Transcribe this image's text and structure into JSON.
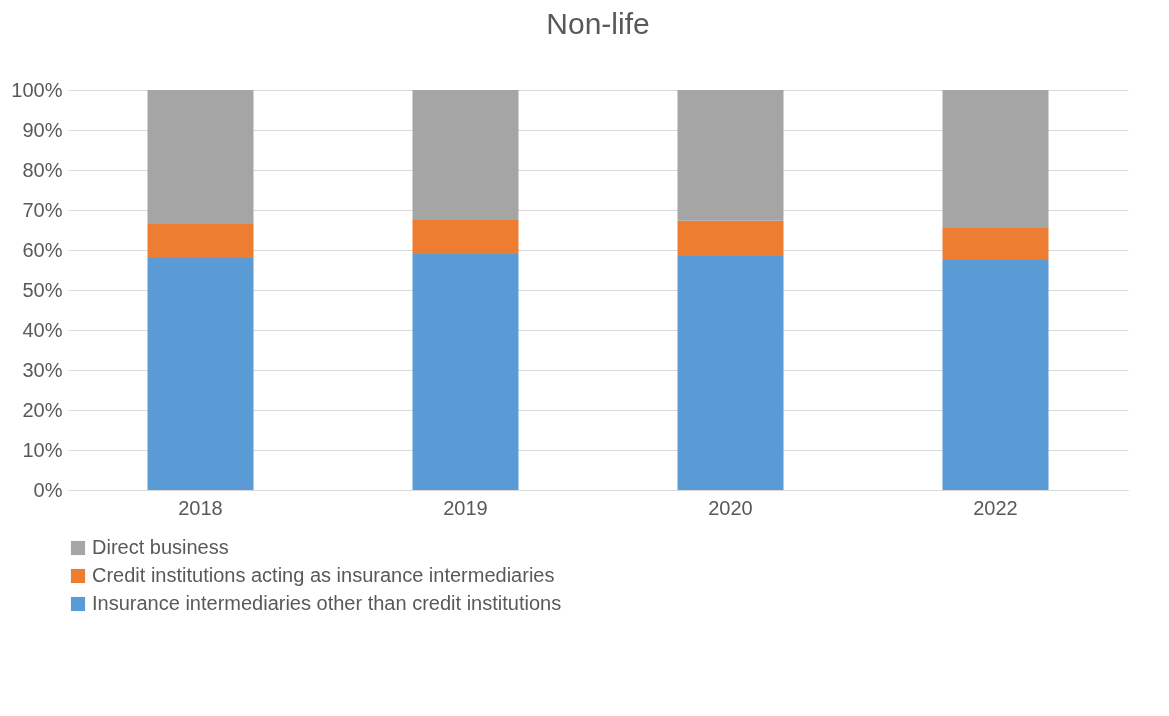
{
  "chart_data": {
    "type": "bar",
    "title": "Non-life",
    "stacked": true,
    "categories": [
      "2018",
      "2019",
      "2020",
      "2022"
    ],
    "series": [
      {
        "name": "Insurance intermediaries other than credit institutions",
        "color": "#5b9bd5",
        "values": [
          58,
          59,
          58.5,
          57.5
        ]
      },
      {
        "name": "Credit institutions acting as insurance intermediaries",
        "color": "#ed7d31",
        "values": [
          8.5,
          8.5,
          8.8,
          8
        ]
      },
      {
        "name": "Direct business",
        "color": "#a5a5a5",
        "values": [
          33.5,
          32.5,
          32.7,
          34.5
        ]
      }
    ],
    "ylim": [
      0,
      100
    ],
    "yticks": [
      {
        "value": 0,
        "label": "0%"
      },
      {
        "value": 10,
        "label": "10%"
      },
      {
        "value": 20,
        "label": "20%"
      },
      {
        "value": 30,
        "label": "30%"
      },
      {
        "value": 40,
        "label": "40%"
      },
      {
        "value": 50,
        "label": "50%"
      },
      {
        "value": 60,
        "label": "60%"
      },
      {
        "value": 70,
        "label": "70%"
      },
      {
        "value": 80,
        "label": "80%"
      },
      {
        "value": 90,
        "label": "90%"
      },
      {
        "value": 100,
        "label": "100%"
      }
    ],
    "grid": "y",
    "legend": "bottom left"
  }
}
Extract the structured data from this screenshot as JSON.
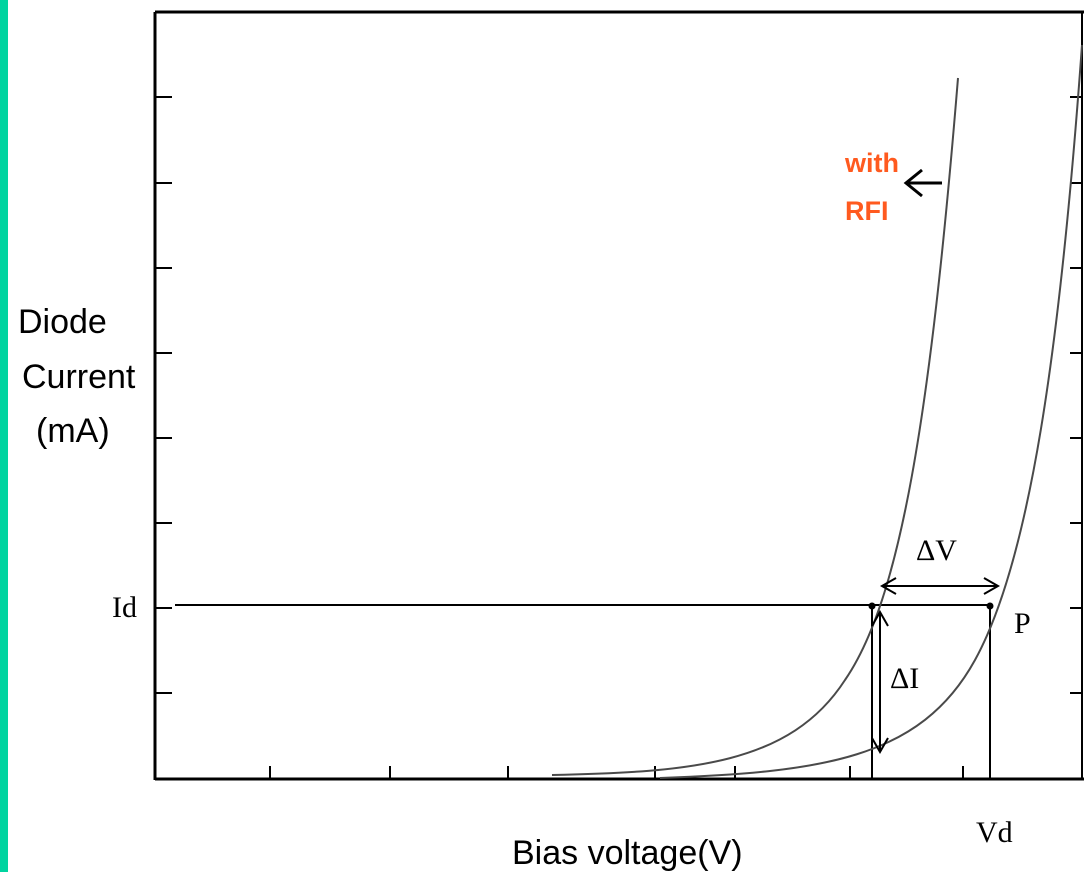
────
* PROBLEM DETAILS
Return all lines of the material above in which the word "JSON" occurs.

* SOLUTION
Transcribe this image's text and structure into JSON.
Extract the structured data from this screenshot as JSON.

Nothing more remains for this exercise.